What is expected
Send each entry back exactly as given, pictures excluded.

Material for this task

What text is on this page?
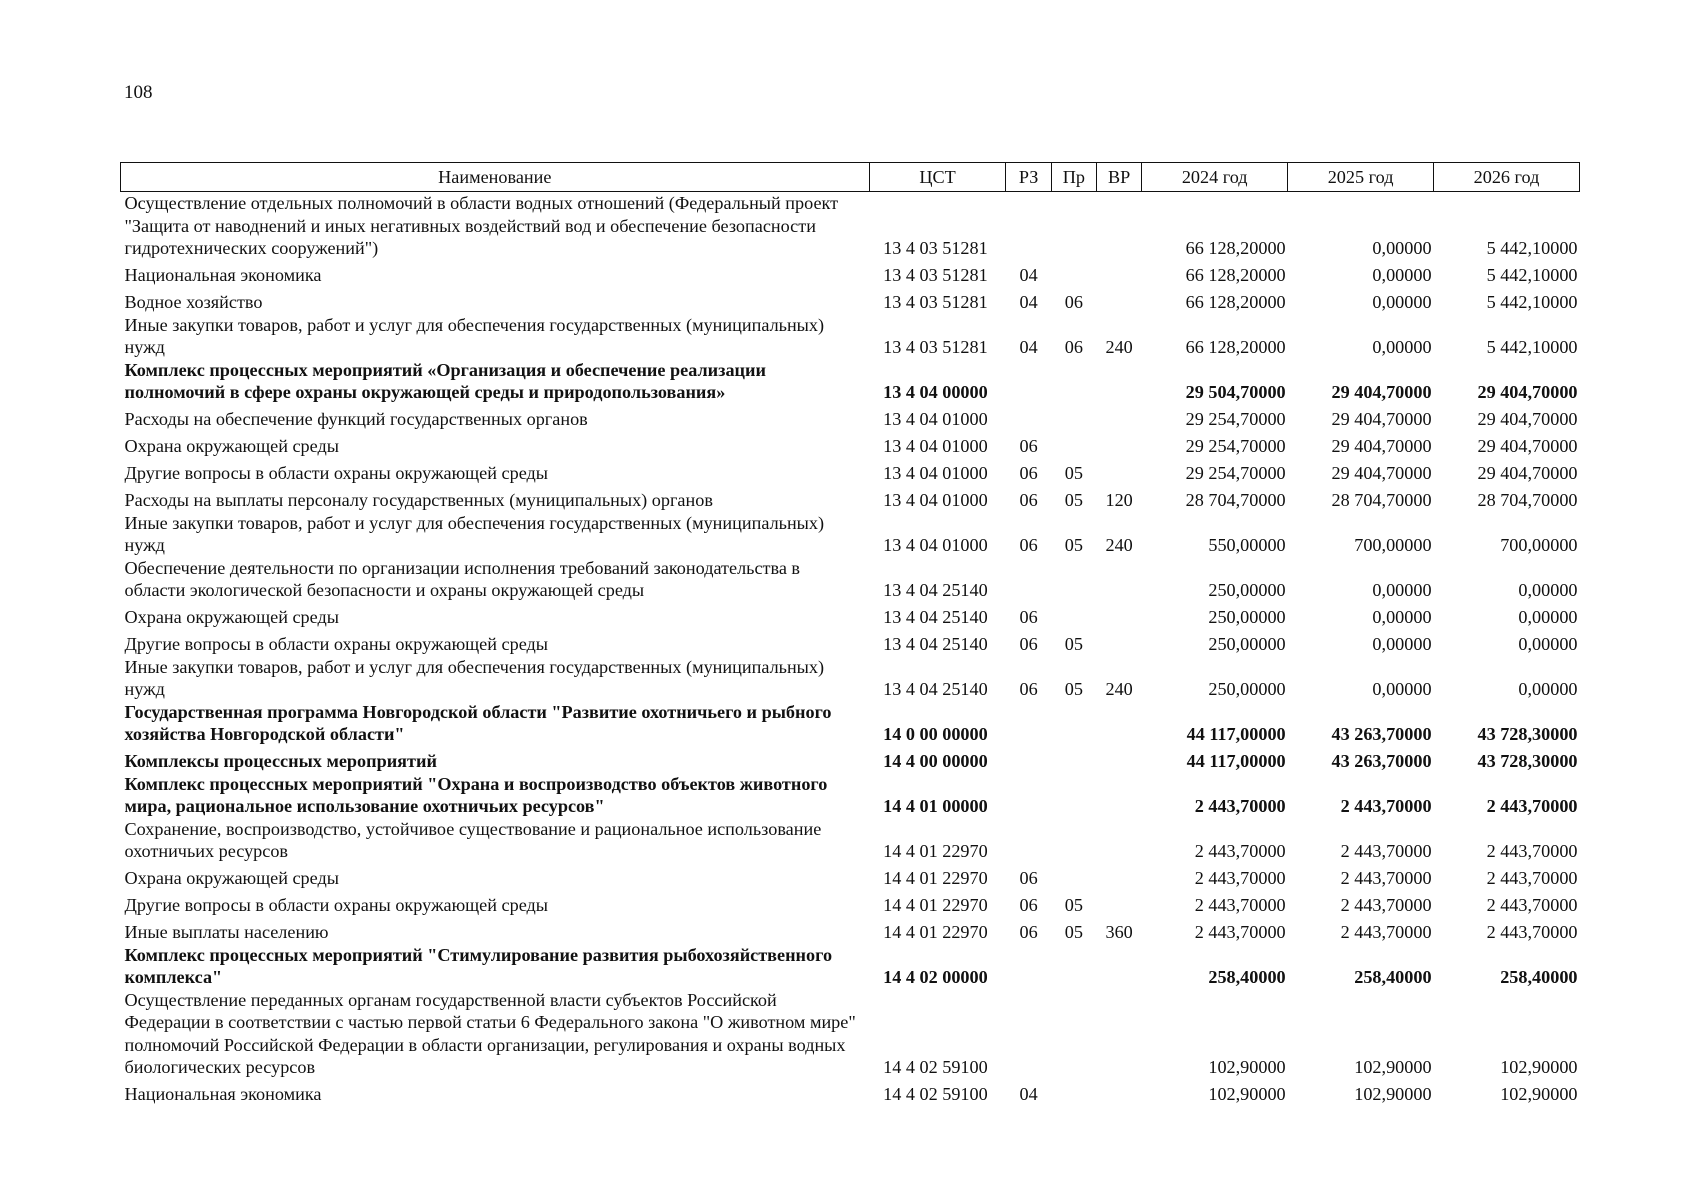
108
Наименование	ЦСТ	РЗ	Пр	ВР	2024 год	2025 год	2026 год
Осуществление отдельных полномочий в области водных отношений (Федеральный проект "Защита от наводнений и иных негативных воздействий вод и обеспечение безопасности гидротехнических сооружений")	13 4 03 51281				66 128,20000	0,00000	5 442,10000
Национальная экономика	13 4 03 51281	04			66 128,20000	0,00000	5 442,10000
Водное хозяйство	13 4 03 51281	04	06		66 128,20000	0,00000	5 442,10000
Иные закупки товаров, работ и услуг для обеспечения государственных (муниципальных) нужд	13 4 03 51281	04	06	240	66 128,20000	0,00000	5 442,10000
Комплекс процессных мероприятий «Организация и обеспечение реализации полномочий в сфере охраны окружающей среды и природопользования»	13 4 04 00000				29 504,70000	29 404,70000	29 404,70000
Расходы на обеспечение функций государственных органов	13 4 04 01000				29 254,70000	29 404,70000	29 404,70000
Охрана окружающей среды	13 4 04 01000	06			29 254,70000	29 404,70000	29 404,70000
Другие вопросы в области охраны окружающей среды	13 4 04 01000	06	05		29 254,70000	29 404,70000	29 404,70000
Расходы на выплаты персоналу государственных (муниципальных) органов	13 4 04 01000	06	05	120	28 704,70000	28 704,70000	28 704,70000
Иные закупки товаров, работ и услуг для обеспечения государственных (муниципальных) нужд	13 4 04 01000	06	05	240	550,00000	700,00000	700,00000
Обеспечение деятельности по организации исполнения требований законодательства в области экологической безопасности и охраны окружающей среды	13 4 04 25140				250,00000	0,00000	0,00000
Охрана окружающей среды	13 4 04 25140	06			250,00000	0,00000	0,00000
Другие вопросы в области охраны окружающей среды	13 4 04 25140	06	05		250,00000	0,00000	0,00000
Иные закупки товаров, работ и услуг для обеспечения государственных (муниципальных) нужд	13 4 04 25140	06	05	240	250,00000	0,00000	0,00000
Государственная программа Новгородской области "Развитие охотничьего и рыбного хозяйства Новгородской области"	14 0 00 00000				44 117,00000	43 263,70000	43 728,30000
Комплексы процессных мероприятий	14 4 00 00000				44 117,00000	43 263,70000	43 728,30000
Комплекс процессных мероприятий "Охрана и воспроизводство объектов животного мира, рациональное использование охотничьих ресурсов"	14 4 01 00000				2 443,70000	2 443,70000	2 443,70000
Сохранение, воспроизводство, устойчивое существование и рациональное использование охотничьих ресурсов	14 4 01 22970				2 443,70000	2 443,70000	2 443,70000
Охрана окружающей среды	14 4 01 22970	06			2 443,70000	2 443,70000	2 443,70000
Другие вопросы в области охраны окружающей среды	14 4 01 22970	06	05		2 443,70000	2 443,70000	2 443,70000
Иные выплаты населению	14 4 01 22970	06	05	360	2 443,70000	2 443,70000	2 443,70000
Комплекс процессных мероприятий "Стимулирование развития рыбохозяйственного комплекса"	14 4 02 00000				258,40000	258,40000	258,40000
Осуществление переданных органам государственной власти субъектов Российской Федерации в соответствии с частью первой статьи 6 Федерального закона "О животном мире" полномочий Российской Федерации в области организации, регулирования и охраны водных биологических ресурсов	14 4 02 59100				102,90000	102,90000	102,90000
Национальная экономика	14 4 02 59100	04			102,90000	102,90000	102,90000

Response for this exercise
What text is on this page?
108
Наименование	ЦСТ	РЗ	Пр	ВР	2024 год	2025 год	2026 год
Осуществление отдельных полномочий в области водных отношений (Федеральный проект "Защита от наводнений и иных негативных воздействий вод и обеспечение безопасности гидротехнических сооружений")	13 4 03 51281				66 128,20000	0,00000	5 442,10000
Национальная экономика	13 4 03 51281	04			66 128,20000	0,00000	5 442,10000
Водное хозяйство	13 4 03 51281	04	06		66 128,20000	0,00000	5 442,10000
Иные закупки товаров, работ и услуг для обеспечения государственных (муниципальных) нужд	13 4 03 51281	04	06	240	66 128,20000	0,00000	5 442,10000
Комплекс процессных мероприятий «Организация и обеспечение реализации полномочий в сфере охраны окружающей среды и природопользования»	13 4 04 00000				29 504,70000	29 404,70000	29 404,70000
Расходы на обеспечение функций государственных органов	13 4 04 01000				29 254,70000	29 404,70000	29 404,70000
Охрана окружающей среды	13 4 04 01000	06			29 254,70000	29 404,70000	29 404,70000
Другие вопросы в области охраны окружающей среды	13 4 04 01000	06	05		29 254,70000	29 404,70000	29 404,70000
Расходы на выплаты персоналу государственных (муниципальных) органов	13 4 04 01000	06	05	120	28 704,70000	28 704,70000	28 704,70000
Иные закупки товаров, работ и услуг для обеспечения государственных (муниципальных) нужд	13 4 04 01000	06	05	240	550,00000	700,00000	700,00000
Обеспечение деятельности по организации исполнения требований законодательства в области экологической безопасности и охраны окружающей среды	13 4 04 25140				250,00000	0,00000	0,00000
Охрана окружающей среды	13 4 04 25140	06			250,00000	0,00000	0,00000
Другие вопросы в области охраны окружающей среды	13 4 04 25140	06	05		250,00000	0,00000	0,00000
Иные закупки товаров, работ и услуг для обеспечения государственных (муниципальных) нужд	13 4 04 25140	06	05	240	250,00000	0,00000	0,00000
Государственная программа Новгородской области "Развитие охотничьего и рыбного хозяйства Новгородской области"	14 0 00 00000				44 117,00000	43 263,70000	43 728,30000
Комплексы процессных мероприятий	14 4 00 00000				44 117,00000	43 263,70000	43 728,30000
Комплекс процессных мероприятий "Охрана и воспроизводство объектов животного мира, рациональное использование охотничьих ресурсов"	14 4 01 00000				2 443,70000	2 443,70000	2 443,70000
Сохранение, воспроизводство, устойчивое существование и рациональное использование охотничьих ресурсов	14 4 01 22970				2 443,70000	2 443,70000	2 443,70000
Охрана окружающей среды	14 4 01 22970	06			2 443,70000	2 443,70000	2 443,70000
Другие вопросы в области охраны окружающей среды	14 4 01 22970	06	05		2 443,70000	2 443,70000	2 443,70000
Иные выплаты населению	14 4 01 22970	06	05	360	2 443,70000	2 443,70000	2 443,70000
Комплекс процессных мероприятий "Стимулирование развития рыбохозяйственного комплекса"	14 4 02 00000				258,40000	258,40000	258,40000
Осуществление переданных органам государственной власти субъектов Российской Федерации в соответствии с частью первой статьи 6 Федерального закона "О животном мире" полномочий Российской Федерации в области организации, регулирования и охраны водных биологических ресурсов	14 4 02 59100				102,90000	102,90000	102,90000
Национальная экономика	14 4 02 59100	04			102,90000	102,90000	102,90000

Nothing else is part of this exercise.